• **Data supplied**:
· · · · · · ·

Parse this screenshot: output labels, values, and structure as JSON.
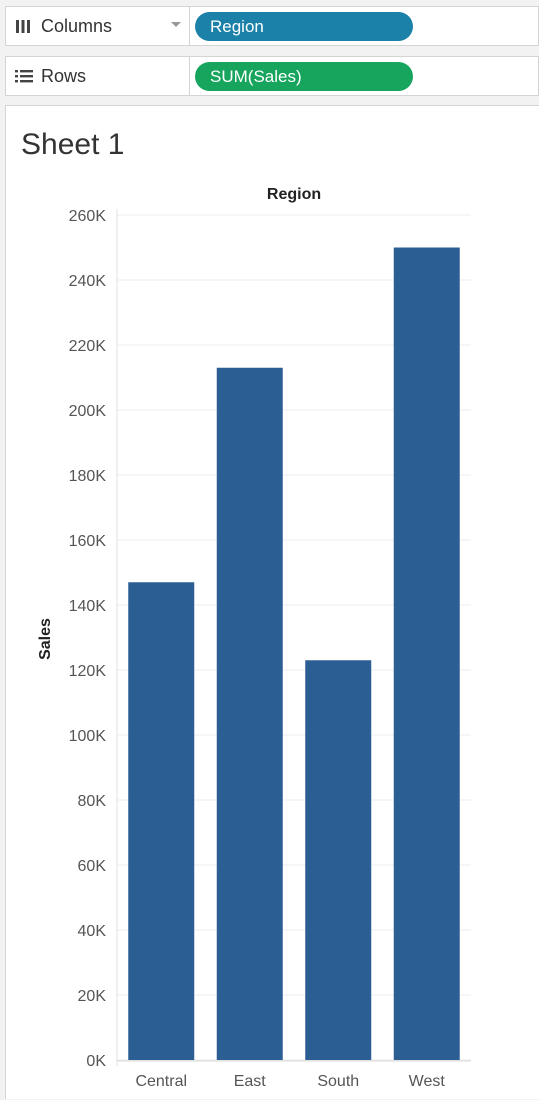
{
  "shelves": {
    "columns": {
      "label": "Columns",
      "icon": "columns-icon",
      "pill": "Region",
      "pill_color": "#1b81a8"
    },
    "rows": {
      "label": "Rows",
      "icon": "rows-icon",
      "pill": "SUM(Sales)",
      "pill_color": "#17a55e"
    }
  },
  "sheet": {
    "title": "Sheet 1"
  },
  "chart_data": {
    "type": "bar",
    "title": "Region",
    "xlabel": "",
    "ylabel": "Sales",
    "categories": [
      "Central",
      "East",
      "South",
      "West"
    ],
    "values": [
      147000,
      213000,
      123000,
      250000
    ],
    "ylim": [
      0,
      260000
    ],
    "y_ticks": [
      0,
      20000,
      40000,
      60000,
      80000,
      100000,
      120000,
      140000,
      160000,
      180000,
      200000,
      220000,
      240000,
      260000
    ],
    "y_tick_labels": [
      "0K",
      "20K",
      "40K",
      "60K",
      "80K",
      "100K",
      "120K",
      "140K",
      "160K",
      "180K",
      "200K",
      "220K",
      "240K",
      "260K"
    ],
    "bar_color": "#2b5f94",
    "grid": true
  }
}
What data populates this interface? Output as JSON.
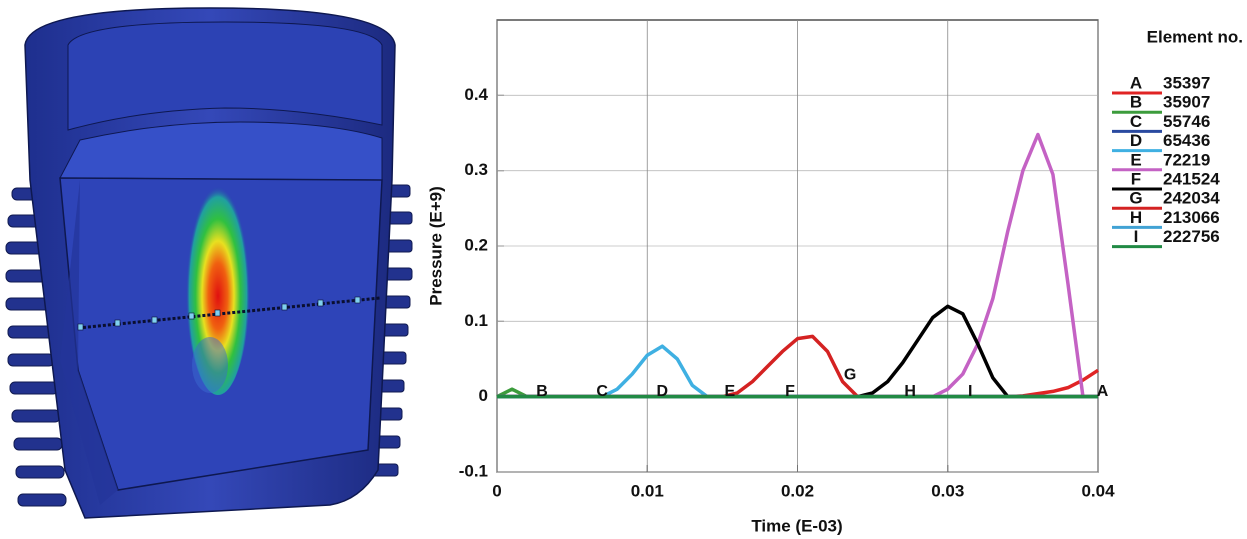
{
  "chart_data": {
    "type": "line",
    "x_label": "Time (E-03)",
    "y_label": "Pressure (E+9)",
    "legend_title": "Element no.",
    "x": [
      0,
      0.001,
      0.002,
      0.003,
      0.004,
      0.005,
      0.006,
      0.007,
      0.008,
      0.009,
      0.01,
      0.011,
      0.012,
      0.013,
      0.014,
      0.015,
      0.016,
      0.017,
      0.018,
      0.019,
      0.02,
      0.021,
      0.022,
      0.023,
      0.024,
      0.025,
      0.026,
      0.027,
      0.028,
      0.029,
      0.03,
      0.031,
      0.032,
      0.033,
      0.034,
      0.035,
      0.036,
      0.037,
      0.038,
      0.039,
      0.04
    ],
    "series": [
      {
        "name": "35397",
        "letter": "A",
        "color": "#e02424",
        "values": [
          0,
          0,
          0,
          0,
          0,
          0,
          0,
          0,
          0,
          0,
          0,
          0,
          0,
          0,
          0,
          0,
          0,
          0,
          0,
          0,
          0,
          0,
          0,
          0,
          0,
          0,
          0,
          0,
          0,
          0,
          0,
          0,
          0,
          0,
          0,
          0.001,
          0.004,
          0.007,
          0.012,
          0.022,
          0.035
        ]
      },
      {
        "name": "35907",
        "letter": "B",
        "color": "#3c9c3c",
        "values": [
          0,
          0.01,
          0,
          0,
          0,
          0,
          0,
          0,
          0,
          0,
          0,
          0,
          0,
          0,
          0,
          0,
          0,
          0,
          0,
          0,
          0,
          0,
          0,
          0,
          0,
          0,
          0,
          0,
          0,
          0,
          0,
          0,
          0,
          0,
          0,
          0,
          0,
          0,
          0,
          0,
          0
        ]
      },
      {
        "name": "55746",
        "letter": "C",
        "color": "#2a4aa0",
        "values": [
          0,
          0,
          0,
          0,
          0,
          0,
          0,
          0,
          0,
          0,
          0,
          0,
          0,
          0,
          0,
          0,
          0,
          0,
          0,
          0,
          0,
          0,
          0,
          0,
          0,
          0,
          0,
          0,
          0,
          0,
          0,
          0,
          0,
          0,
          0,
          0,
          0,
          0,
          0,
          0,
          0
        ]
      },
      {
        "name": "65436",
        "letter": "D",
        "color": "#3fb0e2",
        "values": [
          0,
          0,
          0,
          0,
          0,
          0,
          0,
          0,
          0.01,
          0.03,
          0.055,
          0.067,
          0.05,
          0.015,
          0,
          0,
          0,
          0,
          0,
          0,
          0,
          0,
          0,
          0,
          0,
          0,
          0,
          0,
          0,
          0,
          0,
          0,
          0,
          0,
          0,
          0,
          0,
          0,
          0,
          0,
          0
        ]
      },
      {
        "name": "72219",
        "letter": "E",
        "color": "#c462c4",
        "values": [
          0,
          0,
          0,
          0,
          0,
          0,
          0,
          0,
          0,
          0,
          0,
          0,
          0,
          0,
          0,
          0,
          0,
          0,
          0,
          0,
          0,
          0,
          0,
          0,
          0,
          0,
          0,
          0,
          0,
          0,
          0.01,
          0.03,
          0.07,
          0.13,
          0.22,
          0.3,
          0.348,
          0.295,
          0.15,
          0,
          0
        ]
      },
      {
        "name": "241524",
        "letter": "F",
        "color": "#000000",
        "values": [
          0,
          0,
          0,
          0,
          0,
          0,
          0,
          0,
          0,
          0,
          0,
          0,
          0,
          0,
          0,
          0,
          0,
          0,
          0,
          0,
          0,
          0,
          0,
          0,
          0,
          0.005,
          0.02,
          0.045,
          0.075,
          0.105,
          0.12,
          0.11,
          0.07,
          0.025,
          0,
          0,
          0,
          0,
          0,
          0,
          0
        ]
      },
      {
        "name": "242034",
        "letter": "G",
        "color": "#d42222",
        "values": [
          0,
          0,
          0,
          0,
          0,
          0,
          0,
          0,
          0,
          0,
          0,
          0,
          0,
          0,
          0,
          0,
          0.005,
          0.02,
          0.04,
          0.06,
          0.077,
          0.08,
          0.06,
          0.02,
          0,
          0,
          0,
          0,
          0,
          0,
          0,
          0,
          0,
          0,
          0,
          0,
          0,
          0,
          0,
          0,
          0
        ]
      },
      {
        "name": "213066",
        "letter": "H",
        "color": "#41a2d4",
        "values": [
          0,
          0,
          0,
          0,
          0,
          0,
          0,
          0,
          0,
          0,
          0,
          0,
          0,
          0,
          0,
          0,
          0,
          0,
          0,
          0,
          0,
          0,
          0,
          0,
          0,
          0,
          0,
          0,
          0,
          0,
          0,
          0,
          0,
          0,
          0,
          0,
          0,
          0,
          0,
          0,
          0
        ]
      },
      {
        "name": "222756",
        "letter": "I",
        "color": "#218a44",
        "values": [
          0,
          0,
          0,
          0,
          0,
          0,
          0,
          0,
          0,
          0,
          0,
          0,
          0,
          0,
          0,
          0,
          0,
          0,
          0,
          0,
          0,
          0,
          0,
          0,
          0,
          0,
          0,
          0,
          0,
          0,
          0,
          0,
          0,
          0,
          0,
          0,
          0,
          0,
          0,
          0,
          0
        ]
      }
    ],
    "annotations": [
      {
        "text": "B",
        "x": 0.003,
        "y": 0
      },
      {
        "text": "C",
        "x": 0.007,
        "y": 0
      },
      {
        "text": "D",
        "x": 0.011,
        "y": 0
      },
      {
        "text": "E",
        "x": 0.0155,
        "y": 0
      },
      {
        "text": "F",
        "x": 0.0195,
        "y": 0
      },
      {
        "text": "G",
        "x": 0.0235,
        "y": 0.022
      },
      {
        "text": "H",
        "x": 0.0275,
        "y": 0
      },
      {
        "text": "I",
        "x": 0.0315,
        "y": 0
      },
      {
        "text": "A",
        "x": 0.0403,
        "y": 0
      }
    ],
    "xlim": [
      0,
      0.04
    ],
    "xticks": [
      0,
      0.01,
      0.02,
      0.03,
      0.04
    ],
    "ylim": [
      -0.1,
      0.5
    ],
    "yticks": [
      -0.1,
      0,
      0.1,
      0.2,
      0.3,
      0.4
    ],
    "grid": true
  }
}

· · · · · · ·

• **Task brief**: All of the material above is to be copied exactly, except for its images.

• **Response to this exercise**:
Parse this screenshot: output labels, values, and structure as JSON.
{
  "shelves": {
    "columns": {
      "label": "Columns",
      "icon": "columns-icon",
      "pill": "Region",
      "pill_color": "#1b81a8"
    },
    "rows": {
      "label": "Rows",
      "icon": "rows-icon",
      "pill": "SUM(Sales)",
      "pill_color": "#17a55e"
    }
  },
  "sheet": {
    "title": "Sheet 1"
  },
  "chart_data": {
    "type": "bar",
    "title": "Region",
    "xlabel": "",
    "ylabel": "Sales",
    "categories": [
      "Central",
      "East",
      "South",
      "West"
    ],
    "values": [
      147000,
      213000,
      123000,
      250000
    ],
    "ylim": [
      0,
      260000
    ],
    "y_ticks": [
      0,
      20000,
      40000,
      60000,
      80000,
      100000,
      120000,
      140000,
      160000,
      180000,
      200000,
      220000,
      240000,
      260000
    ],
    "y_tick_labels": [
      "0K",
      "20K",
      "40K",
      "60K",
      "80K",
      "100K",
      "120K",
      "140K",
      "160K",
      "180K",
      "200K",
      "220K",
      "240K",
      "260K"
    ],
    "bar_color": "#2b5f94",
    "grid": true
  }
}
What data populates this interface? Output as JSON.
{
  "chart_data": {
    "type": "line",
    "x_label": "Time (E-03)",
    "y_label": "Pressure (E+9)",
    "legend_title": "Element no.",
    "x": [
      0,
      0.001,
      0.002,
      0.003,
      0.004,
      0.005,
      0.006,
      0.007,
      0.008,
      0.009,
      0.01,
      0.011,
      0.012,
      0.013,
      0.014,
      0.015,
      0.016,
      0.017,
      0.018,
      0.019,
      0.02,
      0.021,
      0.022,
      0.023,
      0.024,
      0.025,
      0.026,
      0.027,
      0.028,
      0.029,
      0.03,
      0.031,
      0.032,
      0.033,
      0.034,
      0.035,
      0.036,
      0.037,
      0.038,
      0.039,
      0.04
    ],
    "series": [
      {
        "name": "35397",
        "letter": "A",
        "color": "#e02424",
        "values": [
          0,
          0,
          0,
          0,
          0,
          0,
          0,
          0,
          0,
          0,
          0,
          0,
          0,
          0,
          0,
          0,
          0,
          0,
          0,
          0,
          0,
          0,
          0,
          0,
          0,
          0,
          0,
          0,
          0,
          0,
          0,
          0,
          0,
          0,
          0,
          0.001,
          0.004,
          0.007,
          0.012,
          0.022,
          0.035
        ]
      },
      {
        "name": "35907",
        "letter": "B",
        "color": "#3c9c3c",
        "values": [
          0,
          0.01,
          0,
          0,
          0,
          0,
          0,
          0,
          0,
          0,
          0,
          0,
          0,
          0,
          0,
          0,
          0,
          0,
          0,
          0,
          0,
          0,
          0,
          0,
          0,
          0,
          0,
          0,
          0,
          0,
          0,
          0,
          0,
          0,
          0,
          0,
          0,
          0,
          0,
          0,
          0
        ]
      },
      {
        "name": "55746",
        "letter": "C",
        "color": "#2a4aa0",
        "values": [
          0,
          0,
          0,
          0,
          0,
          0,
          0,
          0,
          0,
          0,
          0,
          0,
          0,
          0,
          0,
          0,
          0,
          0,
          0,
          0,
          0,
          0,
          0,
          0,
          0,
          0,
          0,
          0,
          0,
          0,
          0,
          0,
          0,
          0,
          0,
          0,
          0,
          0,
          0,
          0,
          0
        ]
      },
      {
        "name": "65436",
        "letter": "D",
        "color": "#3fb0e2",
        "values": [
          0,
          0,
          0,
          0,
          0,
          0,
          0,
          0,
          0.01,
          0.03,
          0.055,
          0.067,
          0.05,
          0.015,
          0,
          0,
          0,
          0,
          0,
          0,
          0,
          0,
          0,
          0,
          0,
          0,
          0,
          0,
          0,
          0,
          0,
          0,
          0,
          0,
          0,
          0,
          0,
          0,
          0,
          0,
          0
        ]
      },
      {
        "name": "72219",
        "letter": "E",
        "color": "#c462c4",
        "values": [
          0,
          0,
          0,
          0,
          0,
          0,
          0,
          0,
          0,
          0,
          0,
          0,
          0,
          0,
          0,
          0,
          0,
          0,
          0,
          0,
          0,
          0,
          0,
          0,
          0,
          0,
          0,
          0,
          0,
          0,
          0.01,
          0.03,
          0.07,
          0.13,
          0.22,
          0.3,
          0.348,
          0.295,
          0.15,
          0,
          0
        ]
      },
      {
        "name": "241524",
        "letter": "F",
        "color": "#000000",
        "values": [
          0,
          0,
          0,
          0,
          0,
          0,
          0,
          0,
          0,
          0,
          0,
          0,
          0,
          0,
          0,
          0,
          0,
          0,
          0,
          0,
          0,
          0,
          0,
          0,
          0,
          0.005,
          0.02,
          0.045,
          0.075,
          0.105,
          0.12,
          0.11,
          0.07,
          0.025,
          0,
          0,
          0,
          0,
          0,
          0,
          0
        ]
      },
      {
        "name": "242034",
        "letter": "G",
        "color": "#d42222",
        "values": [
          0,
          0,
          0,
          0,
          0,
          0,
          0,
          0,
          0,
          0,
          0,
          0,
          0,
          0,
          0,
          0,
          0.005,
          0.02,
          0.04,
          0.06,
          0.077,
          0.08,
          0.06,
          0.02,
          0,
          0,
          0,
          0,
          0,
          0,
          0,
          0,
          0,
          0,
          0,
          0,
          0,
          0,
          0,
          0,
          0
        ]
      },
      {
        "name": "213066",
        "letter": "H",
        "color": "#41a2d4",
        "values": [
          0,
          0,
          0,
          0,
          0,
          0,
          0,
          0,
          0,
          0,
          0,
          0,
          0,
          0,
          0,
          0,
          0,
          0,
          0,
          0,
          0,
          0,
          0,
          0,
          0,
          0,
          0,
          0,
          0,
          0,
          0,
          0,
          0,
          0,
          0,
          0,
          0,
          0,
          0,
          0,
          0
        ]
      },
      {
        "name": "222756",
        "letter": "I",
        "color": "#218a44",
        "values": [
          0,
          0,
          0,
          0,
          0,
          0,
          0,
          0,
          0,
          0,
          0,
          0,
          0,
          0,
          0,
          0,
          0,
          0,
          0,
          0,
          0,
          0,
          0,
          0,
          0,
          0,
          0,
          0,
          0,
          0,
          0,
          0,
          0,
          0,
          0,
          0,
          0,
          0,
          0,
          0,
          0
        ]
      }
    ],
    "annotations": [
      {
        "text": "B",
        "x": 0.003,
        "y": 0
      },
      {
        "text": "C",
        "x": 0.007,
        "y": 0
      },
      {
        "text": "D",
        "x": 0.011,
        "y": 0
      },
      {
        "text": "E",
        "x": 0.0155,
        "y": 0
      },
      {
        "text": "F",
        "x": 0.0195,
        "y": 0
      },
      {
        "text": "G",
        "x": 0.0235,
        "y": 0.022
      },
      {
        "text": "H",
        "x": 0.0275,
        "y": 0
      },
      {
        "text": "I",
        "x": 0.0315,
        "y": 0
      },
      {
        "text": "A",
        "x": 0.0403,
        "y": 0
      }
    ],
    "xlim": [
      0,
      0.04
    ],
    "xticks": [
      0,
      0.01,
      0.02,
      0.03,
      0.04
    ],
    "ylim": [
      -0.1,
      0.5
    ],
    "yticks": [
      -0.1,
      0,
      0.1,
      0.2,
      0.3,
      0.4
    ],
    "grid": true
  }
}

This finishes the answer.